● Provided text:
--- START ---
[Theory] REMINDER: 5/4 Thesis Defense: Shane Settle, TTIC

Mary Marre mmarre at ttic.edu
Wed May 3 15:23:15 CDT 2023


*When*:    Thursday, May 4th from *9:30 - 11:30 am CT*

*Where*:  Talk will be given *live, in-person* at
              TTIC, 6045 S. Kenwood Avenue
              5th Floor, *Room 529*

*Virtually*: attend virtually *here
<https://uchicagogroup.zoom.us/j/99583225252?pwd=eDRnc040b2t1eHBUQ3kxM2I1SUZwZz09>*

*Who*:      Shane Settle, TTIC

------------------------------
*Title:*      Neural Approaches to Spoken Content Embedding

*Abstract:* Learning to compare spoken segments is a central operation to
speech processing. Traditional approaches in this area have favored
frame-level dynamic programming algorithms, such as dynamic time warping,
because they require no supervision, but they are limited in performance
and efficiency. As an alternative, acoustic word
embeddings—fixed-dimensional vector representations of variable-length
spoken word segments—have begun to be considered for such tasks as well.
--- END ---
● Your goal: Repeat the thesis defense announcement above word for word.

● Raw data:
--- START ---
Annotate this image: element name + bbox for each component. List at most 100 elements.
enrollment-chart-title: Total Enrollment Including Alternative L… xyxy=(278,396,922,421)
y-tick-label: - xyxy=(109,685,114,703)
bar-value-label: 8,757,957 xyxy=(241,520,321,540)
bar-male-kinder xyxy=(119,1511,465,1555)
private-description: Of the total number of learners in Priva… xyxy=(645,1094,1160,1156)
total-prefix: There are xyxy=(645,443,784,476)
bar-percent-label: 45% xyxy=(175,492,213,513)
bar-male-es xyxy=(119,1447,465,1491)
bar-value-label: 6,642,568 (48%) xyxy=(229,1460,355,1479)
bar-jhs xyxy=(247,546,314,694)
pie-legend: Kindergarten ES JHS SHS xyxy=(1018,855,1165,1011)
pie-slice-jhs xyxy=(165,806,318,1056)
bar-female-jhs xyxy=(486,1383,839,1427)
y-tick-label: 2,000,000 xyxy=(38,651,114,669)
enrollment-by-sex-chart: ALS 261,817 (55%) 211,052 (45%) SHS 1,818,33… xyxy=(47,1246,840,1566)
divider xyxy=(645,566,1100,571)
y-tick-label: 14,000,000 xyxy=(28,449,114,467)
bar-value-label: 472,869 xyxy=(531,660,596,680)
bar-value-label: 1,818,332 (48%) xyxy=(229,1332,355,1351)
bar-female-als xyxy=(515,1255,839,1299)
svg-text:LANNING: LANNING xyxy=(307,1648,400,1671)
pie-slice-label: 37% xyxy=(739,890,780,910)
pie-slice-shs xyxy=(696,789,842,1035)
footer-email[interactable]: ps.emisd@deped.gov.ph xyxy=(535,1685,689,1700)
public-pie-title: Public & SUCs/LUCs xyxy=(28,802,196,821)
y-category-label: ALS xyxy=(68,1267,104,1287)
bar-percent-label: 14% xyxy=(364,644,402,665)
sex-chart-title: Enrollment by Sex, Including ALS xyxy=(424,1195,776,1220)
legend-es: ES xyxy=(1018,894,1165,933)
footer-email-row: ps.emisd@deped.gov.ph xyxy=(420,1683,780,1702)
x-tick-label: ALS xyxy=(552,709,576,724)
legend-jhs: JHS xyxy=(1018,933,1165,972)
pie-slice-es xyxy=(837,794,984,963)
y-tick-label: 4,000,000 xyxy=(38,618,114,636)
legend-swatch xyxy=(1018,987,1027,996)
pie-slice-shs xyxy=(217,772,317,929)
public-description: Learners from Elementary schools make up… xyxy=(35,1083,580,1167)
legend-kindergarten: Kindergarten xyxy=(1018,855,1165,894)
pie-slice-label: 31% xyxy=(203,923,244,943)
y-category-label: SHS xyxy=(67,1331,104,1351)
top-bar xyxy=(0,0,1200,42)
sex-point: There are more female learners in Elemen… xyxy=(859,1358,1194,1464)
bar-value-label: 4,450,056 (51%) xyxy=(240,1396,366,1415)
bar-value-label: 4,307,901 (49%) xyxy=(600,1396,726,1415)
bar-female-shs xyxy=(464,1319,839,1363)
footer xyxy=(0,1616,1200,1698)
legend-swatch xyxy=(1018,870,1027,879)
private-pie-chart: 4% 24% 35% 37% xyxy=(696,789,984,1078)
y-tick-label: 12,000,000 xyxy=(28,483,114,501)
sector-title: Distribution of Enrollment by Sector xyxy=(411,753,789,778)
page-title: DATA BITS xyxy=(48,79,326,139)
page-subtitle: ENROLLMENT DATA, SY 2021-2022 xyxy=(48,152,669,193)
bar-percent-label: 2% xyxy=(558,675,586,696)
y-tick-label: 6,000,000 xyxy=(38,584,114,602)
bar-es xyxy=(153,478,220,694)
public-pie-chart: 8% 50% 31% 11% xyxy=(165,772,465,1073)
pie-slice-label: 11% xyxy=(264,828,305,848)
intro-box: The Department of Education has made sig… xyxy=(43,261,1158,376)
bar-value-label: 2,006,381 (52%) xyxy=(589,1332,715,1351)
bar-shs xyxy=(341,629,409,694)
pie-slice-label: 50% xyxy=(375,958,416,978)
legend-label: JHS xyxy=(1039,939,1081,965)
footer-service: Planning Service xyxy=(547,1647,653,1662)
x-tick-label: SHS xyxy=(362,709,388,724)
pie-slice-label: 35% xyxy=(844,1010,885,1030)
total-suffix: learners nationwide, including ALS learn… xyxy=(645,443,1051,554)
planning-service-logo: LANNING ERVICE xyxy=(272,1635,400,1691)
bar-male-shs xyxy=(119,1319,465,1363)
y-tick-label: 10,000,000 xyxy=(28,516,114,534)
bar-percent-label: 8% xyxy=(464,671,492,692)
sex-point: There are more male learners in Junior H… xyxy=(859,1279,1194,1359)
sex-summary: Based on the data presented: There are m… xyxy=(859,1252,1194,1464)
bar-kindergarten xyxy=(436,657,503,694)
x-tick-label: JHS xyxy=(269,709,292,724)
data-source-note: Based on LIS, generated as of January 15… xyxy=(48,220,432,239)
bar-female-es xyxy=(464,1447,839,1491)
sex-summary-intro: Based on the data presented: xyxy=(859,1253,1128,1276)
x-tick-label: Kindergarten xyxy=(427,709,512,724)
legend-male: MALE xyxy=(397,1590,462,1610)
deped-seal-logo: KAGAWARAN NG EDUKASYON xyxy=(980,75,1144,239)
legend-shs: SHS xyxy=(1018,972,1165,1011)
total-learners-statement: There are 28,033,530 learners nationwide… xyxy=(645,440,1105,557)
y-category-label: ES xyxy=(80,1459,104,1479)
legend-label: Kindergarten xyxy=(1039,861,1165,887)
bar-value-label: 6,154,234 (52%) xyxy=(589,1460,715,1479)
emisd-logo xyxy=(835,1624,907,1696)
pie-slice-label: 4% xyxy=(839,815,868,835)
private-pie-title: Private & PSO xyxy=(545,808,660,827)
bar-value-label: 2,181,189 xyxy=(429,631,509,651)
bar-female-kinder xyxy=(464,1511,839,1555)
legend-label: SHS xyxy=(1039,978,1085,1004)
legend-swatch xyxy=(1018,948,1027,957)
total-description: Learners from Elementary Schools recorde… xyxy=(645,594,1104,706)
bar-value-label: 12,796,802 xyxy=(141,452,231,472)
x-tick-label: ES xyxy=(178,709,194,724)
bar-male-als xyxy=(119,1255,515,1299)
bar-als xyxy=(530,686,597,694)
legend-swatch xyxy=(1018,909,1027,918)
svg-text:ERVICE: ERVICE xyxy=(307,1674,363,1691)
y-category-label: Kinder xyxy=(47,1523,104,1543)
--- END ---
● Exercise result:
[Theory] REMINDER: 5/4 Thesis Defense: Shane Settle, TTIC

Mary Marre mmarre at ttic.edu
Wed May 3 15:23:15 CDT 2023


*When*:    Thursday, May 4th from *9:30 - 11:30 am CT*

*Where*:  Talk will be given *live, in-person* at
              TTIC, 6045 S. Kenwood Avenue
              5th Floor, *Room 529*

*Virtually*: attend virtually *here
<https://uchicagogroup.zoom.us/j/99583225252?pwd=eDRnc040b2t1eHBUQ3kxM2I1SUZwZz09>*

*Who*:      Shane Settle, TTIC

------------------------------
*Title:*      Neural Approaches to Spoken Content Embedding

*Abstract:* Learning to compare spoken segments is a central operation to
speech processing. Traditional approaches in this area have favored
frame-level dynamic programming algorithms, such as dynamic time warping,
because they require no supervision, but they are limited in performance
and efficiency. As an alternative, acoustic word
embeddings—fixed-dimensional vector representations of variable-length
spoken word segments—have begun to be considered for such tasks as well.